Pick every line from the data that holds the word "coordinate".

Information provided
::::

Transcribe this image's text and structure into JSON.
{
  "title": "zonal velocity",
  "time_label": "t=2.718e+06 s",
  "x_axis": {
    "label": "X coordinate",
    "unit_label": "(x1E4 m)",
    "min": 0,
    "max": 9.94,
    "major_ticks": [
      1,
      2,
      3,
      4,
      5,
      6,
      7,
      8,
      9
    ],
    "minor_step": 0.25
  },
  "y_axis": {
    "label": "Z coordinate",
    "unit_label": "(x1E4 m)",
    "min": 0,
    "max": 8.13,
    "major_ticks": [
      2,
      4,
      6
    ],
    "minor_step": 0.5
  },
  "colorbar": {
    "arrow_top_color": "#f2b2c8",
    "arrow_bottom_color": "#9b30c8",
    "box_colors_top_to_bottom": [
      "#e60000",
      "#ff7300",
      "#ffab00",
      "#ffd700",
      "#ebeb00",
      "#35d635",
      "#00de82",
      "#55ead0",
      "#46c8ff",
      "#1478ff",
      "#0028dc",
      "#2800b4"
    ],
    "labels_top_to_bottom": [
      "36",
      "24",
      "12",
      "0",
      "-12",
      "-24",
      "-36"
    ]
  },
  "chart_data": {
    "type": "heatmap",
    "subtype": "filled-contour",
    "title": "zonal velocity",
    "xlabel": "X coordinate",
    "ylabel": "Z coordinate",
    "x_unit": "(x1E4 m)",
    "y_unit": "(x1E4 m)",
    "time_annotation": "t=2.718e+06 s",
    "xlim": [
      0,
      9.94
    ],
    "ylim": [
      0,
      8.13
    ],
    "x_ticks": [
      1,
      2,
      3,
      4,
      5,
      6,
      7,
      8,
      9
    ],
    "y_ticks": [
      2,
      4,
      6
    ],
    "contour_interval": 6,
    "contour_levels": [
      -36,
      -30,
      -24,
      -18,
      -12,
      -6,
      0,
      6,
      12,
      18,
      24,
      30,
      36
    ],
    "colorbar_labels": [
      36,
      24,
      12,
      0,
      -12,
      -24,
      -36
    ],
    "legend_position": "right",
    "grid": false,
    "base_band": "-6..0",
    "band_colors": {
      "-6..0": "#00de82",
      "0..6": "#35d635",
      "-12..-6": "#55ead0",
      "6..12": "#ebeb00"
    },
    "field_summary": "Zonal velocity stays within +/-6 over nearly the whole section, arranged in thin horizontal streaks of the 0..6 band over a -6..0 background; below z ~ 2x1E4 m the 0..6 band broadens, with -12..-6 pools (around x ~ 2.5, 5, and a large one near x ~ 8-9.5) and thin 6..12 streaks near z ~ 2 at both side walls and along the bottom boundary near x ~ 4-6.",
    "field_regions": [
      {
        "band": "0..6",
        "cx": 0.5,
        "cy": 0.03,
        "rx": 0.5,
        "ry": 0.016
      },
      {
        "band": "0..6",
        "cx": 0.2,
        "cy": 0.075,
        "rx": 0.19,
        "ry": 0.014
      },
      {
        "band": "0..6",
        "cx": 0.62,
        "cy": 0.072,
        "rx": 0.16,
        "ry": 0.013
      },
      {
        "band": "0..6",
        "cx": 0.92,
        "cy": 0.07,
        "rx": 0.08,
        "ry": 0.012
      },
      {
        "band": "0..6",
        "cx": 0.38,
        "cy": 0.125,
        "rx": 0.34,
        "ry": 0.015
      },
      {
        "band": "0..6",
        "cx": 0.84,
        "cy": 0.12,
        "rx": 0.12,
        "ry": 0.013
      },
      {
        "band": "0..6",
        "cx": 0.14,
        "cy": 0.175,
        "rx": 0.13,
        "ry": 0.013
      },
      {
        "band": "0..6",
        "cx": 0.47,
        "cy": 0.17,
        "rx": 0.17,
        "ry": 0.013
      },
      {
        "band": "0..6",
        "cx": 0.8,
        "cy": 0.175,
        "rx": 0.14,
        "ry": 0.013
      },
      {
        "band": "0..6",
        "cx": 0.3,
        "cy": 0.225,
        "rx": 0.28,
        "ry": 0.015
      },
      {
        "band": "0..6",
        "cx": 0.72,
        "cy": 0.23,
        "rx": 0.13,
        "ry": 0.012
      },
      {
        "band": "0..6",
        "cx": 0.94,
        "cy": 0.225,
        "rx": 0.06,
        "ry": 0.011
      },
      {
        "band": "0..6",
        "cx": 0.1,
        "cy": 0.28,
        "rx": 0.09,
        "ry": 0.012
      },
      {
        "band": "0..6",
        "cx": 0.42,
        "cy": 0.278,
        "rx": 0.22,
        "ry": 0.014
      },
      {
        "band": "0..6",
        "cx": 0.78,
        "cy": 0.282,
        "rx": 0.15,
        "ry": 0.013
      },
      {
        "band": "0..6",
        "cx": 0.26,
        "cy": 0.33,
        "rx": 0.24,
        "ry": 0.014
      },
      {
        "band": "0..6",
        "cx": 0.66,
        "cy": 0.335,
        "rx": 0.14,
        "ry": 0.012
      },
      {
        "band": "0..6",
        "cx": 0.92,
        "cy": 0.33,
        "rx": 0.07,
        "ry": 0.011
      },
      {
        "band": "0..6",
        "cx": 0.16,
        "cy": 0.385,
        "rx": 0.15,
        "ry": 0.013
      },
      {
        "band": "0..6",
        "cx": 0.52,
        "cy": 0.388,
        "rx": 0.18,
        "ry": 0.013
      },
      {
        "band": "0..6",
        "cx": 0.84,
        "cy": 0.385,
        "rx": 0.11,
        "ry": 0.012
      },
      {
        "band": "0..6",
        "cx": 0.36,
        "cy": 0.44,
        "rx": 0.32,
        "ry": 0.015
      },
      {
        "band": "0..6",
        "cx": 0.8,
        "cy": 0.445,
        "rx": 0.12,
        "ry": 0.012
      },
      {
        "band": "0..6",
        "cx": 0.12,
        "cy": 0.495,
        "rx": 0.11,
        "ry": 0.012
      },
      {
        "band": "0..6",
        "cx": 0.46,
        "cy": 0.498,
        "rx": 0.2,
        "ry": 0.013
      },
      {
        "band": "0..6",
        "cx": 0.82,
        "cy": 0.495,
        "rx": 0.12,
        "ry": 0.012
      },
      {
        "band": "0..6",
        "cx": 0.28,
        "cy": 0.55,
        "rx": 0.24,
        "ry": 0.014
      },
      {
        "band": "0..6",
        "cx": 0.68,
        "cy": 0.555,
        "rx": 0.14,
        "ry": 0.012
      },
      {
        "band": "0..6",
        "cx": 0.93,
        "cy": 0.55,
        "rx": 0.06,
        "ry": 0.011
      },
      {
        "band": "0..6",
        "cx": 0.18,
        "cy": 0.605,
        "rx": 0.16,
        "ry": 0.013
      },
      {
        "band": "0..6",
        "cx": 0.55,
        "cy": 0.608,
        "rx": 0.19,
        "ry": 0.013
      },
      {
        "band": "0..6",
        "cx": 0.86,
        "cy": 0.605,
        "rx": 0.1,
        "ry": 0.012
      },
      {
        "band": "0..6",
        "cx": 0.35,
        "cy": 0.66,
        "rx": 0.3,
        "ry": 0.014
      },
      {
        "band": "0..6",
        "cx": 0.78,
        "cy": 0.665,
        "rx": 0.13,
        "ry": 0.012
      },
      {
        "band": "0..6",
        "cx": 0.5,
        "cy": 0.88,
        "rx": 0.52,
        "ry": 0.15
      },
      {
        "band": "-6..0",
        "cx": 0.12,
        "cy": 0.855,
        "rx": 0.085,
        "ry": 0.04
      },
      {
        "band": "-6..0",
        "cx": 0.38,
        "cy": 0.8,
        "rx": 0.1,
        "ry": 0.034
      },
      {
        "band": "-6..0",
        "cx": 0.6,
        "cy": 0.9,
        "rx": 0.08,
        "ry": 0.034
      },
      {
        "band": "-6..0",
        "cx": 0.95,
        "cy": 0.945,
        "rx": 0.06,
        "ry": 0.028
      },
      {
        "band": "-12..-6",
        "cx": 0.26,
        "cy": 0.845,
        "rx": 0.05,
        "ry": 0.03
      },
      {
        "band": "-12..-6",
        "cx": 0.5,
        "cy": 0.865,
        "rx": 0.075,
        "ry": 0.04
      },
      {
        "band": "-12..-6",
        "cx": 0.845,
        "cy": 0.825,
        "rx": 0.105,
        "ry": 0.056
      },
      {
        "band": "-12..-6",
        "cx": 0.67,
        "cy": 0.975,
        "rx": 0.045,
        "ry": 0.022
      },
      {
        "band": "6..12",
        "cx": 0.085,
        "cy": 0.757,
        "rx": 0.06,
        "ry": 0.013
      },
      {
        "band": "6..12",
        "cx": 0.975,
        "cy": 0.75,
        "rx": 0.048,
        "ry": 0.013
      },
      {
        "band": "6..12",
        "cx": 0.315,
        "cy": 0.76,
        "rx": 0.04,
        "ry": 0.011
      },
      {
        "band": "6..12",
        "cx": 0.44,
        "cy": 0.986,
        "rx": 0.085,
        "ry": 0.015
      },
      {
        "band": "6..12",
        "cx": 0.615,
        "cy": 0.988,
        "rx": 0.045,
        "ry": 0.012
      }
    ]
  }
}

::::

Completed task
    "label": "X coordinate",
    "label": "Z coordinate",
    "xlabel": "X coordinate",
    "ylabel": "Z coordinate",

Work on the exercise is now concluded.